What is being asked: Reproduce every line of the data below verbatim.

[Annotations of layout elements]
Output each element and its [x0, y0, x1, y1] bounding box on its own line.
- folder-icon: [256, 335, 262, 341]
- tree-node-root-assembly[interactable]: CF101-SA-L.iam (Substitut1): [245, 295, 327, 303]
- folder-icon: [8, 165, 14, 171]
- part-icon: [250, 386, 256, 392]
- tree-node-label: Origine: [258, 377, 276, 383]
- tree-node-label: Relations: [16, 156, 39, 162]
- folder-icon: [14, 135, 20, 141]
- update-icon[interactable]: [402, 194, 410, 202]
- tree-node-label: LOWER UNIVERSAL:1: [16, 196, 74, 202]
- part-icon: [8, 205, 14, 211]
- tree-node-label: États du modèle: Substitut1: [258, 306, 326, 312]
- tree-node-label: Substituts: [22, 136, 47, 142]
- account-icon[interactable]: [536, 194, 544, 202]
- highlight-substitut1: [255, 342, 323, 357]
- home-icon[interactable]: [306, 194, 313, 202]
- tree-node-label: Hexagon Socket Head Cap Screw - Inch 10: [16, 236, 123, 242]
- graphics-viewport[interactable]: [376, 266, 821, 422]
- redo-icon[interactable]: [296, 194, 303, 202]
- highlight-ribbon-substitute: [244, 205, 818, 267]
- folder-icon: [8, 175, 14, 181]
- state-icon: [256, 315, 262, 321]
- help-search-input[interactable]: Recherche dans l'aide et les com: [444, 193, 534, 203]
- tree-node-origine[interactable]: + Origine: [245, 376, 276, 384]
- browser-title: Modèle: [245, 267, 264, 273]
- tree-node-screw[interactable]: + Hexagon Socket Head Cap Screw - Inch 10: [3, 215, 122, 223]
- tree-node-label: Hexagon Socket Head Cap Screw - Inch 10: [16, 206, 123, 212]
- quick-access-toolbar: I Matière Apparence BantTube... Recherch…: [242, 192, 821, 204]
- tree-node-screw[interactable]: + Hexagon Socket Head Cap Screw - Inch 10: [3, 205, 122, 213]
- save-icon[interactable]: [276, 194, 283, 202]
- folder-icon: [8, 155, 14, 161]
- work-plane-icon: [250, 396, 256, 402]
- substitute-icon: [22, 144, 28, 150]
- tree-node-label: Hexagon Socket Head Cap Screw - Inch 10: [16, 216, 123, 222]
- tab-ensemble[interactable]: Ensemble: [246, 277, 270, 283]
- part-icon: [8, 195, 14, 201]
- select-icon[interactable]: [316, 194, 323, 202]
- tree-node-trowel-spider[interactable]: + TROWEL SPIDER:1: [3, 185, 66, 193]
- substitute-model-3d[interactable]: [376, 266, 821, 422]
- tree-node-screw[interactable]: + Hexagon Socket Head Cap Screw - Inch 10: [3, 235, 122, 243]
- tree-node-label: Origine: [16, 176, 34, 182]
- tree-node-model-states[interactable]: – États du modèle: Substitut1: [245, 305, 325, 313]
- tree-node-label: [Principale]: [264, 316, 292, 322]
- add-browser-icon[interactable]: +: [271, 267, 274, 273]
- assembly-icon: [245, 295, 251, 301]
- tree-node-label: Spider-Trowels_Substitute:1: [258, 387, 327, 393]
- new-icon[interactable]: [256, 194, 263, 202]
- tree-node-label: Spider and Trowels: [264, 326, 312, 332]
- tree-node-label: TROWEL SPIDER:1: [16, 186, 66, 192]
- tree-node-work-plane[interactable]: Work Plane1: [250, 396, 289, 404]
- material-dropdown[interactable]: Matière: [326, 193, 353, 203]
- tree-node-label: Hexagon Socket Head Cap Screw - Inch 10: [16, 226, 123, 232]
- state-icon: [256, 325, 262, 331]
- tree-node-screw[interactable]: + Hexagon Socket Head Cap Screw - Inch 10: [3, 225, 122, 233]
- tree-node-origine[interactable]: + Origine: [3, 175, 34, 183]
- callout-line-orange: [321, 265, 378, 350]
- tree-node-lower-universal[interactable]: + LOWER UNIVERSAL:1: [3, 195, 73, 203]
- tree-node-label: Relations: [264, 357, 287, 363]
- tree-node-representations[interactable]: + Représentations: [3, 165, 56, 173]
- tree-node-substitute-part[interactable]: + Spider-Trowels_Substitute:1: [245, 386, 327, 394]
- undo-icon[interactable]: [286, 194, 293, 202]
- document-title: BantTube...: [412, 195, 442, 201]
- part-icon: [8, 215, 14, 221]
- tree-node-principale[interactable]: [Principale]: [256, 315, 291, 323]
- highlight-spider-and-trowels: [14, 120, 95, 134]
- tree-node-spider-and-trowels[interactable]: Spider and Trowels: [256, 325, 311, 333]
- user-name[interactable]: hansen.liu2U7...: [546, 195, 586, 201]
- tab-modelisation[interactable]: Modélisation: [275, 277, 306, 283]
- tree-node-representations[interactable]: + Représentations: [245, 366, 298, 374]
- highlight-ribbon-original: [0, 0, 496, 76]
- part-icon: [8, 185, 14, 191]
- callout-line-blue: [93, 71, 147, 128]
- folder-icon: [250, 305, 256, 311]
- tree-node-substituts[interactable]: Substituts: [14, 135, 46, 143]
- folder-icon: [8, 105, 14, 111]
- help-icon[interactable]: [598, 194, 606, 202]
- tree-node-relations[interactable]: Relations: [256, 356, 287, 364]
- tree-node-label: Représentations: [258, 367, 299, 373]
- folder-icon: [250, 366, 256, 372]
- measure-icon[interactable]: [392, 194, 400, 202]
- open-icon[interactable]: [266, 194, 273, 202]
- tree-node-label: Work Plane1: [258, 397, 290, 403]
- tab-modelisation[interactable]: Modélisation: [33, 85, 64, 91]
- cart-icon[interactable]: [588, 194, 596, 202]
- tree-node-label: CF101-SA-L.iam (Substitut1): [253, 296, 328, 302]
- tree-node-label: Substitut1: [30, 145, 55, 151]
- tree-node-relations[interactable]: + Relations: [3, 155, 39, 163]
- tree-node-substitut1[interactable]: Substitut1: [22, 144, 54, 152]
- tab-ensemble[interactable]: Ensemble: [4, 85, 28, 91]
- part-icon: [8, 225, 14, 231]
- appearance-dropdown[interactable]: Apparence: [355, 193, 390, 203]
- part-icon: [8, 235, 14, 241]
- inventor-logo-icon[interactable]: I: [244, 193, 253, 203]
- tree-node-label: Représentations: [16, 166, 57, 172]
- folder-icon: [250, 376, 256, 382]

Answer to the task:
Output each element and its [x0, y0, x1, y1] bounding box on its own line.
- folder-icon: [256, 335, 262, 341]
- tree-node-root-assembly[interactable]: CF101-SA-L.iam (Substitut1): [245, 295, 327, 303]
- folder-icon: [8, 165, 14, 171]
- part-icon: [250, 386, 256, 392]
- tree-node-label: Origine: [258, 377, 276, 383]
- tree-node-label: Relations: [16, 156, 39, 162]
- folder-icon: [14, 135, 20, 141]
- update-icon[interactable]: [402, 194, 410, 202]
- tree-node-label: LOWER UNIVERSAL:1: [16, 196, 74, 202]
- part-icon: [8, 205, 14, 211]
- tree-node-label: États du modèle: Substitut1: [258, 306, 326, 312]
- tree-node-label: Substituts: [22, 136, 47, 142]
- account-icon[interactable]: [536, 194, 544, 202]
- highlight-substitut1: [255, 342, 323, 357]
- home-icon[interactable]: [306, 194, 313, 202]
- tree-node-label: Hexagon Socket Head Cap Screw - Inch 10: [16, 236, 123, 242]
- graphics-viewport[interactable]: [376, 266, 821, 422]
- redo-icon[interactable]: [296, 194, 303, 202]
- highlight-ribbon-substitute: [244, 205, 818, 267]
- folder-icon: [8, 175, 14, 181]
- state-icon: [256, 315, 262, 321]
- help-search-input[interactable]: Recherche dans l'aide et les com: [444, 193, 534, 203]
- tree-node-origine[interactable]: + Origine: [245, 376, 276, 384]
- browser-title: Modèle: [245, 267, 264, 273]
- tree-node-screw[interactable]: + Hexagon Socket Head Cap Screw - Inch 10: [3, 215, 122, 223]
- tree-node-label: Hexagon Socket Head Cap Screw - Inch 10: [16, 206, 123, 212]
- quick-access-toolbar: I Matière Apparence BantTube... Recherch…: [242, 192, 821, 204]
- tree-node-screw[interactable]: + Hexagon Socket Head Cap Screw - Inch 10: [3, 205, 122, 213]
- save-icon[interactable]: [276, 194, 283, 202]
- folder-icon: [8, 155, 14, 161]
- work-plane-icon: [250, 396, 256, 402]
- substitute-icon: [22, 144, 28, 150]
- tree-node-label: Hexagon Socket Head Cap Screw - Inch 10: [16, 216, 123, 222]
- tab-ensemble[interactable]: Ensemble: [246, 277, 270, 283]
- part-icon: [8, 195, 14, 201]
- select-icon[interactable]: [316, 194, 323, 202]
- tree-node-trowel-spider[interactable]: + TROWEL SPIDER:1: [3, 185, 66, 193]
- substitute-model-3d[interactable]: [376, 266, 821, 422]
- tree-node-screw[interactable]: + Hexagon Socket Head Cap Screw - Inch 10: [3, 235, 122, 243]
- tree-node-label: Origine: [16, 176, 34, 182]
- tree-node-model-states[interactable]: – États du modèle: Substitut1: [245, 305, 325, 313]
- tree-node-label: [Principale]: [264, 316, 292, 322]
- add-browser-icon[interactable]: +: [271, 267, 274, 273]
- assembly-icon: [245, 295, 251, 301]
- tree-node-label: Spider-Trowels_Substitute:1: [258, 387, 327, 393]
- new-icon[interactable]: [256, 194, 263, 202]
- tree-node-label: Spider and Trowels: [264, 326, 312, 332]
- tree-node-label: TROWEL SPIDER:1: [16, 186, 66, 192]
- tree-node-work-plane[interactable]: Work Plane1: [250, 396, 289, 404]
- material-dropdown[interactable]: Matière: [326, 193, 353, 203]
- tree-node-label: Hexagon Socket Head Cap Screw - Inch 10: [16, 226, 123, 232]
- state-icon: [256, 325, 262, 331]
- tree-node-screw[interactable]: + Hexagon Socket Head Cap Screw - Inch 10: [3, 225, 122, 233]
- tree-node-origine[interactable]: + Origine: [3, 175, 34, 183]
- callout-line-orange: [321, 265, 378, 350]
- tree-node-lower-universal[interactable]: + LOWER UNIVERSAL:1: [3, 195, 73, 203]
- tree-node-label: Relations: [264, 357, 287, 363]
- tree-node-representations[interactable]: + Représentations: [3, 165, 56, 173]
- tree-node-substitute-part[interactable]: + Spider-Trowels_Substitute:1: [245, 386, 327, 394]
- undo-icon[interactable]: [286, 194, 293, 202]
- document-title: BantTube...: [412, 195, 442, 201]
- part-icon: [8, 215, 14, 221]
- tree-node-principale[interactable]: [Principale]: [256, 315, 291, 323]
- highlight-spider-and-trowels: [14, 120, 95, 134]
- tree-node-spider-and-trowels[interactable]: Spider and Trowels: [256, 325, 311, 333]
- user-name[interactable]: hansen.liu2U7...: [546, 195, 586, 201]
- tab-modelisation[interactable]: Modélisation: [275, 277, 306, 283]
- tree-node-representations[interactable]: + Représentations: [245, 366, 298, 374]
- highlight-ribbon-original: [0, 0, 496, 76]
- part-icon: [8, 185, 14, 191]
- callout-line-blue: [93, 71, 147, 128]
- folder-icon: [250, 305, 256, 311]
- tree-node-substituts[interactable]: Substituts: [14, 135, 46, 143]
- folder-icon: [8, 105, 14, 111]
- help-icon[interactable]: [598, 194, 606, 202]
- tree-node-relations[interactable]: Relations: [256, 356, 287, 364]
- tree-node-label: Représentations: [258, 367, 299, 373]
- folder-icon: [250, 366, 256, 372]
- measure-icon[interactable]: [392, 194, 400, 202]
- open-icon[interactable]: [266, 194, 273, 202]
- tree-node-label: Work Plane1: [258, 397, 290, 403]
- tab-modelisation[interactable]: Modélisation: [33, 85, 64, 91]
- cart-icon[interactable]: [588, 194, 596, 202]
- tree-node-label: CF101-SA-L.iam (Substitut1): [253, 296, 328, 302]
- tree-node-label: Substitut1: [30, 145, 55, 151]
- tree-node-relations[interactable]: + Relations: [3, 155, 39, 163]
- tree-node-substitut1[interactable]: Substitut1: [22, 144, 54, 152]
- tab-ensemble[interactable]: Ensemble: [4, 85, 28, 91]
- part-icon: [8, 225, 14, 231]
- appearance-dropdown[interactable]: Apparence: [355, 193, 390, 203]
- part-icon: [8, 235, 14, 241]
- inventor-logo-icon[interactable]: I: [244, 193, 253, 203]
- tree-node-label: Représentations: [16, 166, 57, 172]
- folder-icon: [250, 376, 256, 382]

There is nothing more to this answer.